*DIRECTIVE*. Restate the records below word for word, and omit the images they hold.

*SUPPLIED MATERIAL*.
* Begin *
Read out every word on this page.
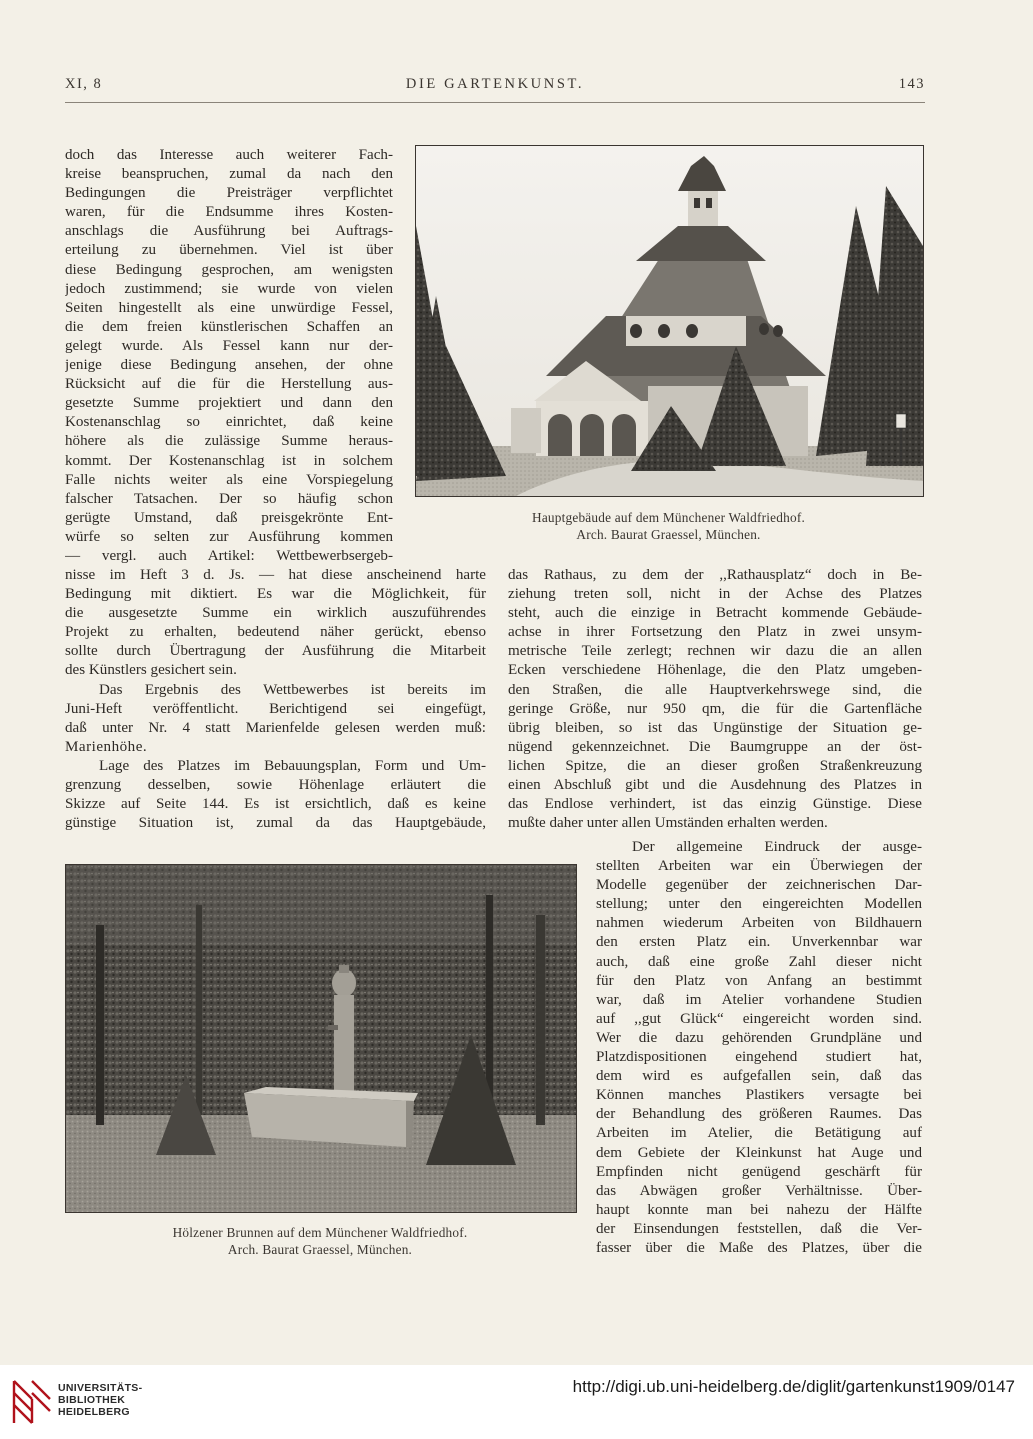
XI, 8	DIE GARTENKUNST.	143
doch das Interesse auch weiterer Fach-
kreise beanspruchen, zumal da nach den
Bedingungen die Preisträger verpflichtet
waren, für die Endsumme ihres Kosten-
anschlags die Ausführung bei Auftrags-
erteilung zu übernehmen. Viel ist über
diese Bedingung gesprochen, am wenigsten
jedoch zustimmend; sie wurde von vielen
Seiten hingestellt als eine unwürdige Fessel,
die dem freien künstlerischen Schaffen an
gelegt wurde. Als Fessel kann nur der-
jenige diese Bedingung ansehen, der ohne
Rücksicht auf die für die Herstellung aus-
gesetzte Summe projektiert und dann den
Kostenanschlag so einrichtet, daß keine
höhere als die zulässige Summe heraus-
kommt. Der Kostenanschlag ist in solchem
Falle nichts weiter als eine Vorspiegelung
falscher Tatsachen. Der so häufig schon
gerügte Umstand, daß preisgekrönte Ent-
würfe so selten zur Ausführung kommen
— vergl. auch Artikel: Wettbewerbsergeb-
Hauptgebäude auf dem Münchener Waldfriedhof.
Arch. Baurat Graessel, München.
nisse im Heft 3 d. Js. — hat diese anscheinend harte
Bedingung mit diktiert. Es war die Möglichkeit, für
die ausgesetzte Summe ein wirklich auszuführendes
Projekt zu erhalten, bedeutend näher gerückt, ebenso
sollte durch Übertragung der Ausführung die Mitarbeit
des Künstlers gesichert sein.
Das Ergebnis des Wettbewerbes ist bereits im
Juni-Heft veröffentlicht. Berichtigend sei eingefügt,
daß unter Nr. 4 statt Marienfelde gelesen werden muß:
Marienhöhe.
Lage des Platzes im Bebauungsplan, Form und Um-
grenzung desselben, sowie Höhenlage erläutert die
Skizze auf Seite 144. Es ist ersichtlich, daß es keine
günstige Situation ist, zumal da das Hauptgebäude,
das Rathaus, zu dem der ,,Rathausplatz“ doch in Be-
ziehung treten soll, nicht in der Achse des Platzes
steht, auch die einzige in Betracht kommende Gebäude-
achse in ihrer Fortsetzung den Platz in zwei unsym-
metrische Teile zerlegt; rechnen wir dazu die an allen
Ecken verschiedene Höhenlage, die den Platz umgeben-
den Straßen, die alle Hauptverkehrswege sind, die
geringe Größe, nur 950 qm, die für die Gartenfläche
übrig bleiben, so ist das Ungünstige der Situation ge-
nügend gekennzeichnet. Die Baumgruppe an der öst-
lichen Spitze, die an dieser großen Straßenkreuzung
einen Abschluß gibt und die Ausdehnung des Platzes in
das Endlose verhindert, ist das einzig Günstige. Diese
mußte daher unter allen Umständen erhalten werden.
Hölzener Brunnen auf dem Münchener Waldfriedhof.
Arch. Baurat Graessel, München.
Der allgemeine Eindruck der ausge-
stellten Arbeiten war ein Überwiegen der
Modelle gegenüber der zeichnerischen Dar-
stellung; unter den eingereichten Modellen
nahmen wiederum Arbeiten von Bildhauern
den ersten Platz ein. Unverkennbar war
auch, daß eine große Zahl dieser nicht
für den Platz von Anfang an bestimmt
war, daß im Atelier vorhandene Studien
auf ,,gut Glück“ eingereicht worden sind.
Wer die dazu gehörenden Grundpläne und
Platzdispositionen eingehend studiert hat,
dem wird es aufgefallen sein, daß das
Können manches Plastikers versagte bei
der Behandlung des größeren Raumes. Das
Arbeiten im Atelier, die Betätigung auf
dem Gebiete der Kleinkunst hat Auge und
Empfinden nicht genügend geschärft für
das Abwägen großer Verhältnisse. Über-
haupt konnte man bei nahezu der Hälfte
der Einsendungen feststellen, daß die Ver-
fasser über die Maße des Platzes, über die
UNIVERSITÄTS-
BIBLIOTHEK
HEIDELBERG
http://digi.ub.uni-heidelberg.de/diglit/gartenkunst1909/0147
* End *
*RESPONSE TO THE EXERCISE*.
Read out every word on this page.
XI, 8	DIE GARTENKUNST.	143
doch das Interesse auch weiterer Fach-
kreise beanspruchen, zumal da nach den
Bedingungen die Preisträger verpflichtet
waren, für die Endsumme ihres Kosten-
anschlags die Ausführung bei Auftrags-
erteilung zu übernehmen. Viel ist über
diese Bedingung gesprochen, am wenigsten
jedoch zustimmend; sie wurde von vielen
Seiten hingestellt als eine unwürdige Fessel,
die dem freien künstlerischen Schaffen an
gelegt wurde. Als Fessel kann nur der-
jenige diese Bedingung ansehen, der ohne
Rücksicht auf die für die Herstellung aus-
gesetzte Summe projektiert und dann den
Kostenanschlag so einrichtet, daß keine
höhere als die zulässige Summe heraus-
kommt. Der Kostenanschlag ist in solchem
Falle nichts weiter als eine Vorspiegelung
falscher Tatsachen. Der so häufig schon
gerügte Umstand, daß preisgekrönte Ent-
würfe so selten zur Ausführung kommen
— vergl. auch Artikel: Wettbewerbsergeb-
Hauptgebäude auf dem Münchener Waldfriedhof.
Arch. Baurat Graessel, München.
nisse im Heft 3 d. Js. — hat diese anscheinend harte
Bedingung mit diktiert. Es war die Möglichkeit, für
die ausgesetzte Summe ein wirklich auszuführendes
Projekt zu erhalten, bedeutend näher gerückt, ebenso
sollte durch Übertragung der Ausführung die Mitarbeit
des Künstlers gesichert sein.
Das Ergebnis des Wettbewerbes ist bereits im
Juni-Heft veröffentlicht. Berichtigend sei eingefügt,
daß unter Nr. 4 statt Marienfelde gelesen werden muß:
Marienhöhe.
Lage des Platzes im Bebauungsplan, Form und Um-
grenzung desselben, sowie Höhenlage erläutert die
Skizze auf Seite 144. Es ist ersichtlich, daß es keine
günstige Situation ist, zumal da das Hauptgebäude,
das Rathaus, zu dem der ,,Rathausplatz“ doch in Be-
ziehung treten soll, nicht in der Achse des Platzes
steht, auch die einzige in Betracht kommende Gebäude-
achse in ihrer Fortsetzung den Platz in zwei unsym-
metrische Teile zerlegt; rechnen wir dazu die an allen
Ecken verschiedene Höhenlage, die den Platz umgeben-
den Straßen, die alle Hauptverkehrswege sind, die
geringe Größe, nur 950 qm, die für die Gartenfläche
übrig bleiben, so ist das Ungünstige der Situation ge-
nügend gekennzeichnet. Die Baumgruppe an der öst-
lichen Spitze, die an dieser großen Straßenkreuzung
einen Abschluß gibt und die Ausdehnung des Platzes in
das Endlose verhindert, ist das einzig Günstige. Diese
mußte daher unter allen Umständen erhalten werden.
Hölzener Brunnen auf dem Münchener Waldfriedhof.
Arch. Baurat Graessel, München.
Der allgemeine Eindruck der ausge-
stellten Arbeiten war ein Überwiegen der
Modelle gegenüber der zeichnerischen Dar-
stellung; unter den eingereichten Modellen
nahmen wiederum Arbeiten von Bildhauern
den ersten Platz ein. Unverkennbar war
auch, daß eine große Zahl dieser nicht
für den Platz von Anfang an bestimmt
war, daß im Atelier vorhandene Studien
auf ,,gut Glück“ eingereicht worden sind.
Wer die dazu gehörenden Grundpläne und
Platzdispositionen eingehend studiert hat,
dem wird es aufgefallen sein, daß das
Können manches Plastikers versagte bei
der Behandlung des größeren Raumes. Das
Arbeiten im Atelier, die Betätigung auf
dem Gebiete der Kleinkunst hat Auge und
Empfinden nicht genügend geschärft für
das Abwägen großer Verhältnisse. Über-
haupt konnte man bei nahezu der Hälfte
der Einsendungen feststellen, daß die Ver-
fasser über die Maße des Platzes, über die
UNIVERSITÄTS-
BIBLIOTHEK
HEIDELBERG
http://digi.ub.uni-heidelberg.de/diglit/gartenkunst1909/0147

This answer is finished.